> [文本段落]

┏━━

因此,周辛平的供述的真实性无法确定,不应作为证据。
其三,在送钱的次数上,周辛平、邓春旺与苏家利的供述无法互相印证。即使根据周辛平的不利供述,其也只记得送过一次钱;邓春旺供称的是陪同周辛平送过4次钱;只有苏家利本人供称周辛平送过5次钱。既然如此,周辛平究竟是1次、4次还是5次送钱给苏家利便是一个无法确定的事实。起诉书指控周辛平在周龙斌授意下分5次送钱给苏家利,显然依据的只是作为孤证的苏家利本人的供述。
其四,所控所谓酬金金额无法确定。即使根据周辛平的最不利供述,其也只知道第一次送的可能是1-2万元;即使根据邓春旺的不利供述,其也只知道第一送了2万元,后来的3次分别与总共送了多少,其不知情;只有苏家利本人供称爆炸发生后共计收到的是20万元。起诉书指控周辛平送钱的总额为20万元,同样显然依据的只是作为孤证的苏家利本人的供述。

┗━━

> [数据摘录]
┏━━

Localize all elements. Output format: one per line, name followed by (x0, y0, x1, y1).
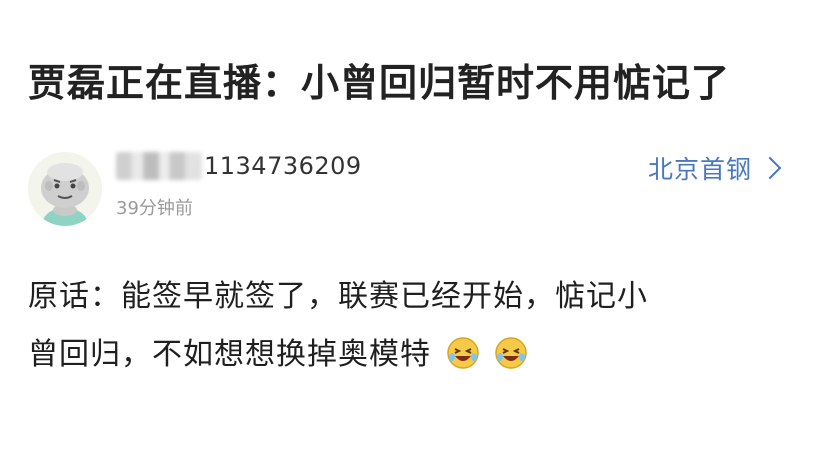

┗━━

> [练习要求]
请把上面关于周辛平供述的那段文字完整输出,一字不改。 上方的这些行是另一份独立的材料。

> [最终结果]
因此,周辛平的供述的真实性无法确定,不应作为证据。
其三,在送钱的次数上,周辛平、邓春旺与苏家利的供述无法互相印证。即使根据周辛平的不利供述,其也只记得送过一次钱;邓春旺供称的是陪同周辛平送过4次钱;只有苏家利本人供称周辛平送过5次钱。既然如此,周辛平究竟是1次、4次还是5次送钱给苏家利便是一个无法确定的事实。起诉书指控周辛平在周龙斌授意下分5次送钱给苏家利,显然依据的只是作为孤证的苏家利本人的供述。
其四,所控所谓酬金金额无法确定。即使根据周辛平的最不利供述,其也只知道第一次送的可能是1-2万元;即使根据邓春旺的不利供述,其也只知道第一送了2万元,后来的3次分别与总共送了多少,其不知情;只有苏家利本人供称爆炸发生后共计收到的是20万元。起诉书指控周辛平送钱的总额为20万元,同样显然依据的只是作为孤证的苏家利本人的供述。